• **What the task asks**
Reproduce the listing word for word. Skip any image.

Dataset rows:
====

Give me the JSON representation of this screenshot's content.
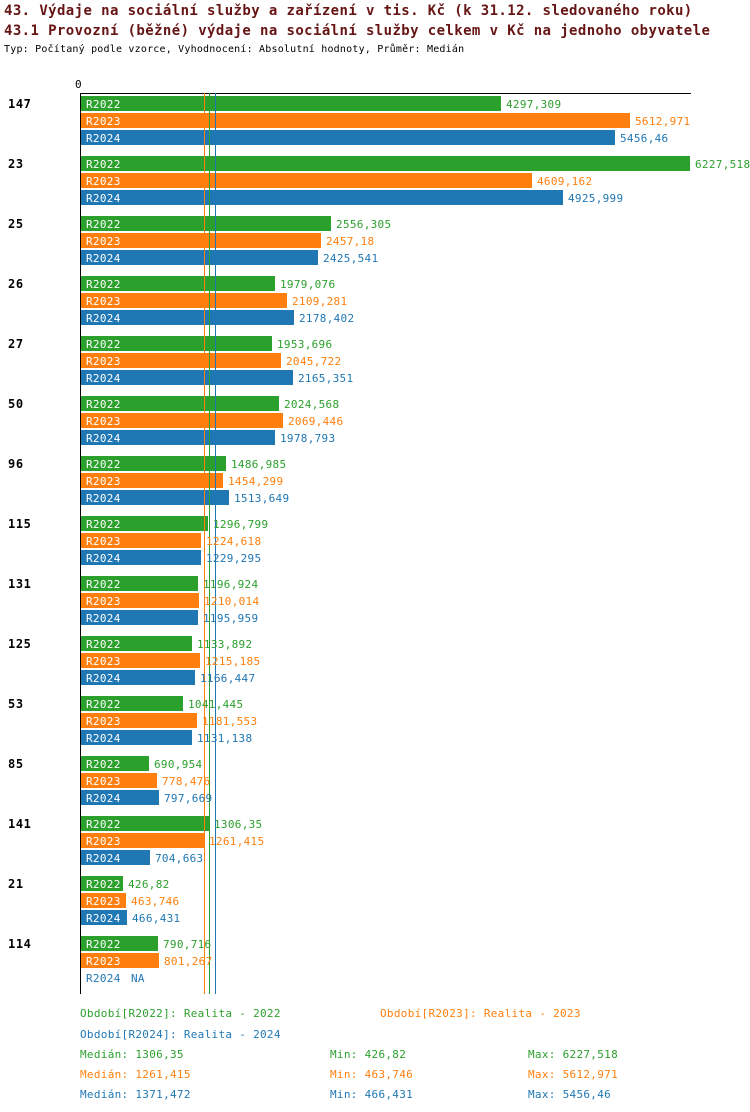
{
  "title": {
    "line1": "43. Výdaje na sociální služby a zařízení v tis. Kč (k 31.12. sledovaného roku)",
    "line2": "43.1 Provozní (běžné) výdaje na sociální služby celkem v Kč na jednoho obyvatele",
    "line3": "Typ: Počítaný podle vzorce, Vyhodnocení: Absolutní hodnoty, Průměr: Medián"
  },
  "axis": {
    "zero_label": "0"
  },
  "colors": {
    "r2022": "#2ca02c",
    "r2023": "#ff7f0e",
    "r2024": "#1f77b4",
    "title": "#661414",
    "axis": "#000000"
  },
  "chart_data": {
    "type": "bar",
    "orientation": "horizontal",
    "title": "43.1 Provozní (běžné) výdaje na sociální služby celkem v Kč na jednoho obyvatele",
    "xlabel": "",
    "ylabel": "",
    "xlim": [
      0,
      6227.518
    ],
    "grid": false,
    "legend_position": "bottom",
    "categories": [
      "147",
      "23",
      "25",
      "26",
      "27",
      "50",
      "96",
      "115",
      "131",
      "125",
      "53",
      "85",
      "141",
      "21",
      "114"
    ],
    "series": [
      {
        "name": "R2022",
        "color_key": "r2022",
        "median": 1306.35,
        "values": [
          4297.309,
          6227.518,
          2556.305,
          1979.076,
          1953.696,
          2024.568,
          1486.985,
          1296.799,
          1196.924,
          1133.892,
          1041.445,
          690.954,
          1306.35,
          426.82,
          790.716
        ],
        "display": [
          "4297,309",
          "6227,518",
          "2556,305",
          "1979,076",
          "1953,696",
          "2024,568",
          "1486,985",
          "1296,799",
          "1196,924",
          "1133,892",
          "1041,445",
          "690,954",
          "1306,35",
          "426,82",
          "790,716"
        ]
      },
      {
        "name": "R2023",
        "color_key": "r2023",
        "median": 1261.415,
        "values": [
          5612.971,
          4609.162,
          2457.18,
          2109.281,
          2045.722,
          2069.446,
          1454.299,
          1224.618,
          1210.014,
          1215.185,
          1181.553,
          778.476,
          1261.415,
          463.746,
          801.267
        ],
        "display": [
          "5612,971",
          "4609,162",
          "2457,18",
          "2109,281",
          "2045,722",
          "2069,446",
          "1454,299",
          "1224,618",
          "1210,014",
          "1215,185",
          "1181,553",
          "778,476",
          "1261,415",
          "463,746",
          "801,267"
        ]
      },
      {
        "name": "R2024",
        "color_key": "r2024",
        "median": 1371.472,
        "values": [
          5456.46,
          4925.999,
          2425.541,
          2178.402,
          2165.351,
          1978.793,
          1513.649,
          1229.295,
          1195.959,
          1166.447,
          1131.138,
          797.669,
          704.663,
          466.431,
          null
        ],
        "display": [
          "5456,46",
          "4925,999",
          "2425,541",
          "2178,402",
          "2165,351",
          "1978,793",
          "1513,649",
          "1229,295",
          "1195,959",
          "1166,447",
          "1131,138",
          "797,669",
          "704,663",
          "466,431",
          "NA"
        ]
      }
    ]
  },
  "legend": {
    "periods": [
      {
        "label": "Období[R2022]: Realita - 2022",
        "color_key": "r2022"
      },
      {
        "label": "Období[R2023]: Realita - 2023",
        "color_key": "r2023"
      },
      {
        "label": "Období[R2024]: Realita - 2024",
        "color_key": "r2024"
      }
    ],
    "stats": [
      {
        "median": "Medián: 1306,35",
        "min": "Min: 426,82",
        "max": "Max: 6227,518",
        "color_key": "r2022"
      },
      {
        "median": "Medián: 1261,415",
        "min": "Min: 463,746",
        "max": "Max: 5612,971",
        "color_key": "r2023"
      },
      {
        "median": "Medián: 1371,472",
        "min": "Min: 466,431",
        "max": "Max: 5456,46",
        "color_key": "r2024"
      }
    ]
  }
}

====

• **Result**
Give me the JSON representation of this screenshot's content.
{
  "title": {
    "line1": "43. Výdaje na sociální služby a zařízení v tis. Kč (k 31.12. sledovaného roku)",
    "line2": "43.1 Provozní (běžné) výdaje na sociální služby celkem v Kč na jednoho obyvatele",
    "line3": "Typ: Počítaný podle vzorce, Vyhodnocení: Absolutní hodnoty, Průměr: Medián"
  },
  "axis": {
    "zero_label": "0"
  },
  "colors": {
    "r2022": "#2ca02c",
    "r2023": "#ff7f0e",
    "r2024": "#1f77b4",
    "title": "#661414",
    "axis": "#000000"
  },
  "chart_data": {
    "type": "bar",
    "orientation": "horizontal",
    "title": "43.1 Provozní (běžné) výdaje na sociální služby celkem v Kč na jednoho obyvatele",
    "xlabel": "",
    "ylabel": "",
    "xlim": [
      0,
      6227.518
    ],
    "grid": false,
    "legend_position": "bottom",
    "categories": [
      "147",
      "23",
      "25",
      "26",
      "27",
      "50",
      "96",
      "115",
      "131",
      "125",
      "53",
      "85",
      "141",
      "21",
      "114"
    ],
    "series": [
      {
        "name": "R2022",
        "color_key": "r2022",
        "median": 1306.35,
        "values": [
          4297.309,
          6227.518,
          2556.305,
          1979.076,
          1953.696,
          2024.568,
          1486.985,
          1296.799,
          1196.924,
          1133.892,
          1041.445,
          690.954,
          1306.35,
          426.82,
          790.716
        ],
        "display": [
          "4297,309",
          "6227,518",
          "2556,305",
          "1979,076",
          "1953,696",
          "2024,568",
          "1486,985",
          "1296,799",
          "1196,924",
          "1133,892",
          "1041,445",
          "690,954",
          "1306,35",
          "426,82",
          "790,716"
        ]
      },
      {
        "name": "R2023",
        "color_key": "r2023",
        "median": 1261.415,
        "values": [
          5612.971,
          4609.162,
          2457.18,
          2109.281,
          2045.722,
          2069.446,
          1454.299,
          1224.618,
          1210.014,
          1215.185,
          1181.553,
          778.476,
          1261.415,
          463.746,
          801.267
        ],
        "display": [
          "5612,971",
          "4609,162",
          "2457,18",
          "2109,281",
          "2045,722",
          "2069,446",
          "1454,299",
          "1224,618",
          "1210,014",
          "1215,185",
          "1181,553",
          "778,476",
          "1261,415",
          "463,746",
          "801,267"
        ]
      },
      {
        "name": "R2024",
        "color_key": "r2024",
        "median": 1371.472,
        "values": [
          5456.46,
          4925.999,
          2425.541,
          2178.402,
          2165.351,
          1978.793,
          1513.649,
          1229.295,
          1195.959,
          1166.447,
          1131.138,
          797.669,
          704.663,
          466.431,
          null
        ],
        "display": [
          "5456,46",
          "4925,999",
          "2425,541",
          "2178,402",
          "2165,351",
          "1978,793",
          "1513,649",
          "1229,295",
          "1195,959",
          "1166,447",
          "1131,138",
          "797,669",
          "704,663",
          "466,431",
          "NA"
        ]
      }
    ]
  },
  "legend": {
    "periods": [
      {
        "label": "Období[R2022]: Realita - 2022",
        "color_key": "r2022"
      },
      {
        "label": "Období[R2023]: Realita - 2023",
        "color_key": "r2023"
      },
      {
        "label": "Období[R2024]: Realita - 2024",
        "color_key": "r2024"
      }
    ],
    "stats": [
      {
        "median": "Medián: 1306,35",
        "min": "Min: 426,82",
        "max": "Max: 6227,518",
        "color_key": "r2022"
      },
      {
        "median": "Medián: 1261,415",
        "min": "Min: 463,746",
        "max": "Max: 5612,971",
        "color_key": "r2023"
      },
      {
        "median": "Medián: 1371,472",
        "min": "Min: 466,431",
        "max": "Max: 5456,46",
        "color_key": "r2024"
      }
    ]
  }
}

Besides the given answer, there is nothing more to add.